[Collected data entries]
┄┄┄┄┄┄┄┄┄┄

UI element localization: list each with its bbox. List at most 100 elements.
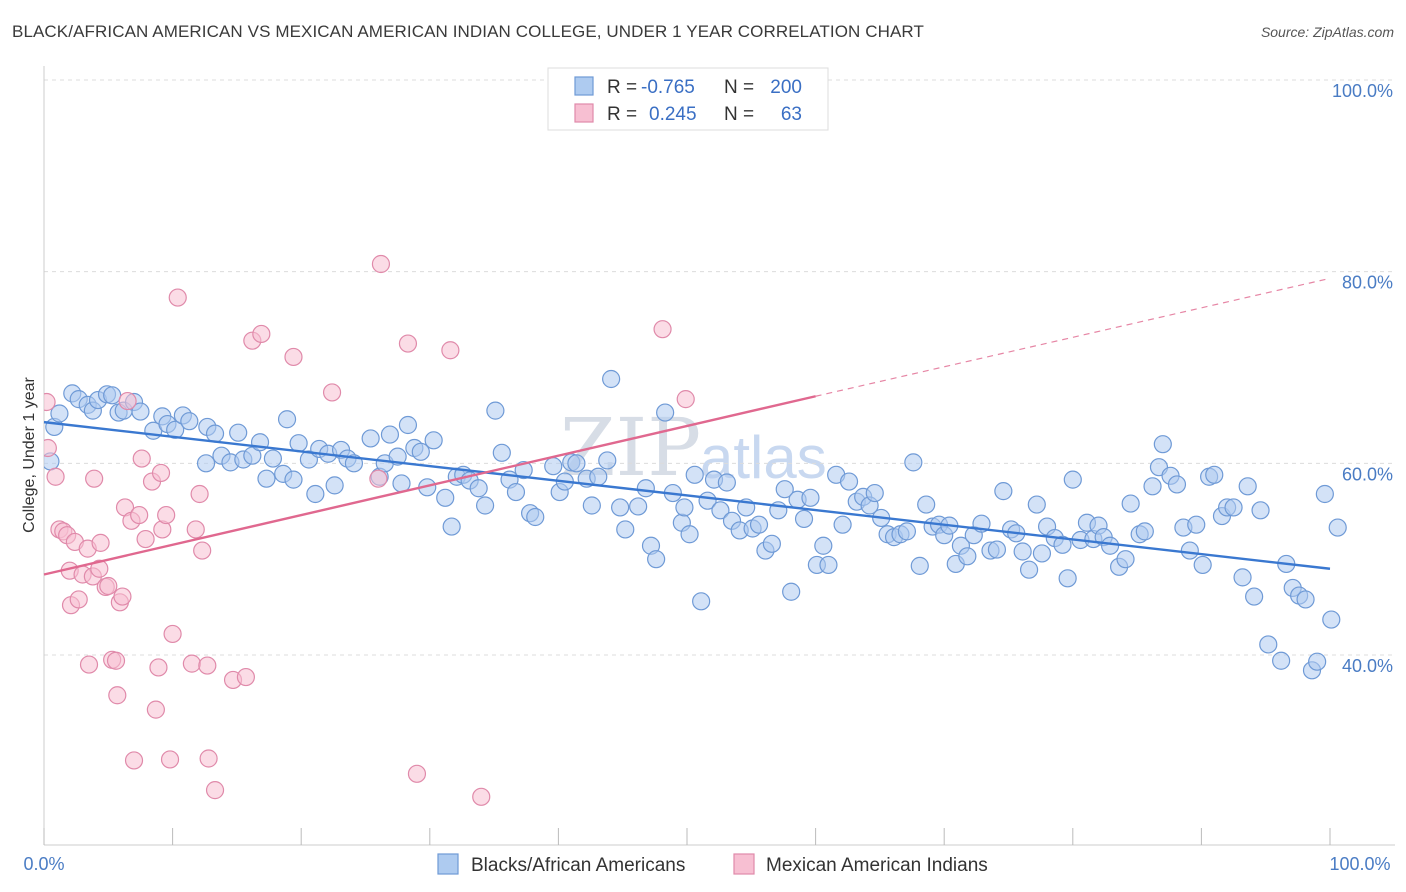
blue-data-point bbox=[1180, 541, 1199, 560]
blue-data-point bbox=[398, 415, 418, 435]
blue-trend-line bbox=[43, 420, 1331, 570]
legend-r-label-pink: R = bbox=[607, 104, 637, 125]
blue-data-point bbox=[1135, 522, 1154, 541]
blue-data-point bbox=[306, 484, 325, 504]
blue-data-point bbox=[229, 423, 248, 442]
pink-data-point bbox=[398, 334, 418, 353]
pink-data-point bbox=[108, 686, 127, 705]
series-legend-swatch-blue bbox=[437, 853, 459, 875]
blue-data-point bbox=[1272, 651, 1291, 670]
blue-data-point bbox=[865, 483, 884, 503]
blue-data-point bbox=[380, 425, 400, 444]
blue-data-point bbox=[325, 476, 344, 495]
pink-data-point bbox=[160, 750, 180, 769]
blue-data-point bbox=[289, 434, 308, 453]
pink-data-point bbox=[146, 700, 165, 719]
blue-data-point bbox=[629, 497, 648, 516]
pink-trend-extension bbox=[815, 277, 1331, 397]
pink-data-point bbox=[79, 655, 99, 674]
series-legend-label-blue: Blacks/African Americans bbox=[471, 855, 685, 876]
y-tick-label: 40.0% bbox=[1342, 656, 1393, 676]
pink-data-point bbox=[113, 587, 132, 606]
legend-swatch-pink bbox=[574, 103, 594, 123]
blue-data-point bbox=[994, 482, 1013, 501]
blue-data-point bbox=[1053, 535, 1072, 554]
pink-data-point bbox=[182, 654, 201, 673]
blue-data-point bbox=[917, 495, 936, 514]
blue-data-point bbox=[680, 525, 699, 544]
y-tick-label: 60.0% bbox=[1342, 464, 1393, 484]
blue-data-point bbox=[486, 401, 505, 420]
blue-data-point bbox=[904, 453, 923, 472]
blue-data-point bbox=[1308, 652, 1327, 671]
blue-data-point bbox=[1251, 501, 1270, 520]
pink-data-point bbox=[198, 656, 217, 675]
pink-data-point bbox=[149, 658, 168, 677]
blue-data-point bbox=[1224, 498, 1243, 517]
y-tick-label: 100.0% bbox=[1332, 81, 1393, 101]
blue-data-point bbox=[1032, 544, 1052, 563]
blue-data-point bbox=[1143, 477, 1162, 496]
pink-data-point bbox=[124, 751, 144, 770]
pink-data-point bbox=[676, 390, 695, 409]
pink-data-point bbox=[252, 324, 271, 344]
blue-data-point bbox=[506, 482, 526, 502]
series-legend: Blacks/African Americans Mexican America… bbox=[437, 853, 988, 876]
pink-data-point bbox=[151, 463, 171, 483]
blue-data-point bbox=[1233, 568, 1252, 587]
pink-data-point bbox=[44, 438, 57, 458]
blue-data-point bbox=[958, 547, 977, 566]
blue-data-point bbox=[801, 488, 820, 507]
pink-data-point bbox=[199, 749, 218, 768]
blue-data-point bbox=[685, 465, 704, 484]
blue-data-point bbox=[762, 534, 781, 553]
legend-n-label-blue: N = bbox=[724, 77, 754, 98]
blue-data-point bbox=[469, 479, 488, 498]
blue-data-point bbox=[263, 449, 283, 468]
source-credit: Source: ZipAtlas.com bbox=[1260, 24, 1394, 40]
blue-data-point bbox=[782, 582, 801, 601]
pink-data-point bbox=[236, 667, 256, 687]
pink-data-point bbox=[157, 505, 176, 525]
blue-data-point bbox=[1193, 555, 1212, 575]
blue-data-point bbox=[711, 501, 730, 520]
blue-data-point bbox=[647, 550, 666, 569]
pink-data-point bbox=[46, 467, 65, 486]
series-legend-swatch-pink bbox=[733, 853, 755, 875]
blue-data-point bbox=[1027, 495, 1046, 514]
blue-data-point bbox=[1100, 536, 1120, 555]
blue-data-point bbox=[819, 555, 838, 575]
pink-data-point bbox=[407, 764, 427, 783]
x-axis-tick-labels: 0.0% 100.0% bbox=[23, 854, 1390, 874]
blue-data-point bbox=[910, 556, 929, 575]
pink-data-point bbox=[106, 651, 126, 670]
legend-box bbox=[547, 67, 829, 131]
blue-data-point bbox=[1116, 550, 1135, 569]
blue-data-point bbox=[243, 446, 262, 465]
blue-data-point bbox=[277, 410, 297, 429]
blue-data-point bbox=[1153, 435, 1172, 454]
pink-data-point bbox=[132, 449, 151, 468]
blue-data-point bbox=[196, 454, 216, 473]
pink-data-point bbox=[190, 484, 209, 504]
pink-data-point bbox=[284, 347, 303, 367]
blue-data-point bbox=[1328, 518, 1347, 537]
pink-data-point bbox=[472, 787, 491, 806]
blue-data-point bbox=[775, 480, 794, 499]
blue-data-point bbox=[602, 369, 621, 389]
pink-data-point bbox=[193, 541, 212, 560]
pink-data-point bbox=[168, 288, 187, 307]
pink-data-point bbox=[69, 590, 88, 609]
blue-data-point bbox=[1013, 542, 1032, 561]
blue-data-point bbox=[833, 515, 852, 534]
pink-data-point bbox=[85, 469, 104, 488]
blue-data-point bbox=[492, 443, 511, 462]
blue-data-point bbox=[361, 429, 380, 448]
pink-data-point bbox=[91, 533, 110, 552]
blue-data-point bbox=[1259, 635, 1278, 654]
blue-data-point bbox=[589, 467, 608, 486]
blue-data-point bbox=[1063, 470, 1082, 489]
blue-data-point bbox=[616, 520, 635, 539]
pink-data-point bbox=[186, 520, 205, 539]
blue-data-point bbox=[1121, 494, 1140, 513]
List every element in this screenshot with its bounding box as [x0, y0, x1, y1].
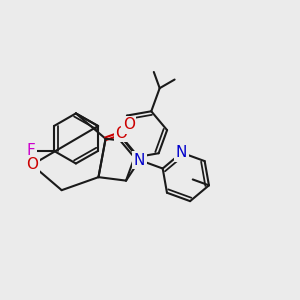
Text: O: O: [115, 126, 127, 141]
Text: N: N: [176, 145, 187, 160]
Text: O: O: [26, 157, 38, 172]
Text: O: O: [123, 118, 135, 133]
Text: N: N: [134, 153, 145, 168]
Text: F: F: [26, 143, 35, 158]
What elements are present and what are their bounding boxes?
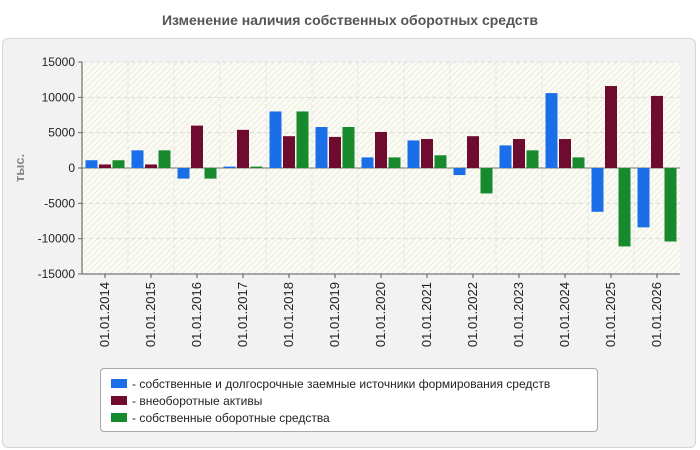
y-tick-label: -10000: [38, 232, 76, 246]
x-tick-label: 01.01.2014: [97, 282, 112, 347]
x-tick-label: 01.01.2024: [557, 282, 572, 347]
bar-series-3: [526, 150, 539, 168]
bar-series-2: [651, 95, 663, 168]
legend-item: - внеоборотные активы: [111, 392, 597, 409]
x-tick-label: 01.01.2025: [603, 282, 618, 347]
x-tick-label: 01.01.2022: [465, 282, 480, 347]
y-tick-label: -15000: [38, 267, 76, 281]
bar-series-1: [315, 127, 328, 168]
x-tick-label: 01.01.2015: [143, 282, 158, 347]
bar-series-2: [559, 139, 571, 168]
bar-series-1: [177, 168, 190, 179]
y-tick-label: -5000: [44, 196, 75, 210]
bar-series-1: [499, 145, 512, 168]
bar-series-1: [223, 166, 236, 168]
bar-series-3: [388, 157, 401, 168]
chart-legend: - собственные и долгосрочные заемные ист…: [100, 368, 598, 432]
bar-series-1: [591, 168, 604, 212]
bar-series-3: [112, 160, 125, 168]
bar-series-3: [158, 150, 171, 168]
y-axis-label: тыс.: [12, 154, 27, 182]
bar-series-2: [329, 136, 341, 168]
x-tick-label: 01.01.2019: [327, 282, 342, 347]
bar-series-2: [375, 131, 387, 168]
bar-series-3: [664, 168, 677, 242]
legend-label: - собственные и долгосрочные заемные ист…: [132, 376, 551, 391]
bar-series-3: [296, 111, 309, 168]
bar-series-1: [269, 111, 282, 168]
bar-series-1: [131, 150, 144, 168]
bar-series-2: [99, 164, 111, 168]
bar-series-2: [237, 129, 249, 168]
bar-series-1: [637, 168, 650, 228]
x-tick-label: 01.01.2017: [235, 282, 250, 347]
y-tick-label: 10000: [42, 90, 76, 104]
bar-series-2: [421, 139, 433, 168]
bar-series-3: [250, 166, 263, 168]
bar-series-2: [467, 136, 479, 168]
bar-series-1: [361, 157, 374, 168]
bar-series-1: [85, 160, 98, 168]
bar-series-2: [145, 164, 157, 168]
x-tick-label: 01.01.2023: [511, 282, 526, 347]
bar-series-3: [434, 155, 447, 168]
bar-series-2: [191, 125, 203, 168]
bar-series-2: [283, 136, 295, 168]
legend-swatch: [111, 379, 127, 388]
legend-swatch: [111, 413, 127, 422]
bar-series-2: [605, 86, 617, 168]
bar-series-2: [513, 139, 525, 168]
chart-title: Изменение наличия собственных оборотных …: [161, 12, 539, 28]
bar-series-1: [545, 93, 558, 168]
x-tick-label: 01.01.2021: [419, 282, 434, 347]
bar-series-3: [480, 168, 493, 194]
x-tick-label: 01.01.2020: [373, 282, 388, 347]
bar-series-3: [204, 168, 217, 179]
bar-series-3: [618, 168, 631, 247]
x-tick-label: 01.01.2026: [649, 282, 664, 347]
bar-series-3: [572, 157, 585, 168]
legend-item: - собственные оборотные средства: [111, 409, 597, 426]
x-tick-label: 01.01.2016: [189, 282, 204, 347]
y-tick-label: 15000: [42, 55, 76, 69]
bar-series-1: [407, 140, 420, 168]
legend-item: - собственные и долгосрочные заемные ист…: [111, 375, 597, 392]
x-tick-label: 01.01.2018: [281, 282, 296, 347]
bar-series-3: [342, 127, 355, 168]
y-tick-label: 0: [68, 161, 75, 175]
legend-label: - внеоборотные активы: [132, 393, 263, 408]
legend-swatch: [111, 396, 127, 405]
legend-label: - собственные оборотные средства: [132, 410, 330, 425]
bar-series-1: [453, 168, 466, 176]
y-tick-label: 5000: [48, 126, 75, 140]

┄┄┄┄┄┄┄┄┄┄

◆ TASK INSTRUCTIONS
Recast the data from the line with "blue-data-point bbox=[1180, 541, 1199, 560]" to the line with "y-tick-label: 40.0% bbox=[1342, 656, 1393, 676]", both included, as a numbered list, omitting any blank lines.

◆ FINISHED EXERCISE
1. blue-data-point bbox=[1180, 541, 1199, 560]
2. blue-data-point bbox=[398, 415, 418, 435]
3. blue-trend-line bbox=[43, 420, 1331, 570]
4. legend-r-label-pink: R = bbox=[607, 104, 637, 125]
5. blue-data-point bbox=[1135, 522, 1154, 541]
6. blue-data-point bbox=[306, 484, 325, 504]
7. blue-data-point bbox=[229, 423, 248, 442]
8. pink-data-point bbox=[398, 334, 418, 353]
9. pink-data-point bbox=[108, 686, 127, 705]
10. series-legend-swatch-blue bbox=[437, 853, 459, 875]
11. blue-data-point bbox=[1272, 651, 1291, 670]
12. blue-data-point bbox=[865, 483, 884, 503]
13. blue-data-point bbox=[380, 425, 400, 444]
14. blue-data-point bbox=[325, 476, 344, 495]
15. pink-data-point bbox=[160, 750, 180, 769]
16. blue-data-point bbox=[289, 434, 308, 453]
17. pink-data-point bbox=[146, 700, 165, 719]
18. blue-data-point bbox=[629, 497, 648, 516]
19. pink-trend-extension bbox=[815, 277, 1331, 397]
20. pink-data-point bbox=[79, 655, 99, 674]
21. series-legend-label-blue: Blacks/African Americans bbox=[471, 855, 685, 876]
22. y-tick-label: 40.0% bbox=[1342, 656, 1393, 676]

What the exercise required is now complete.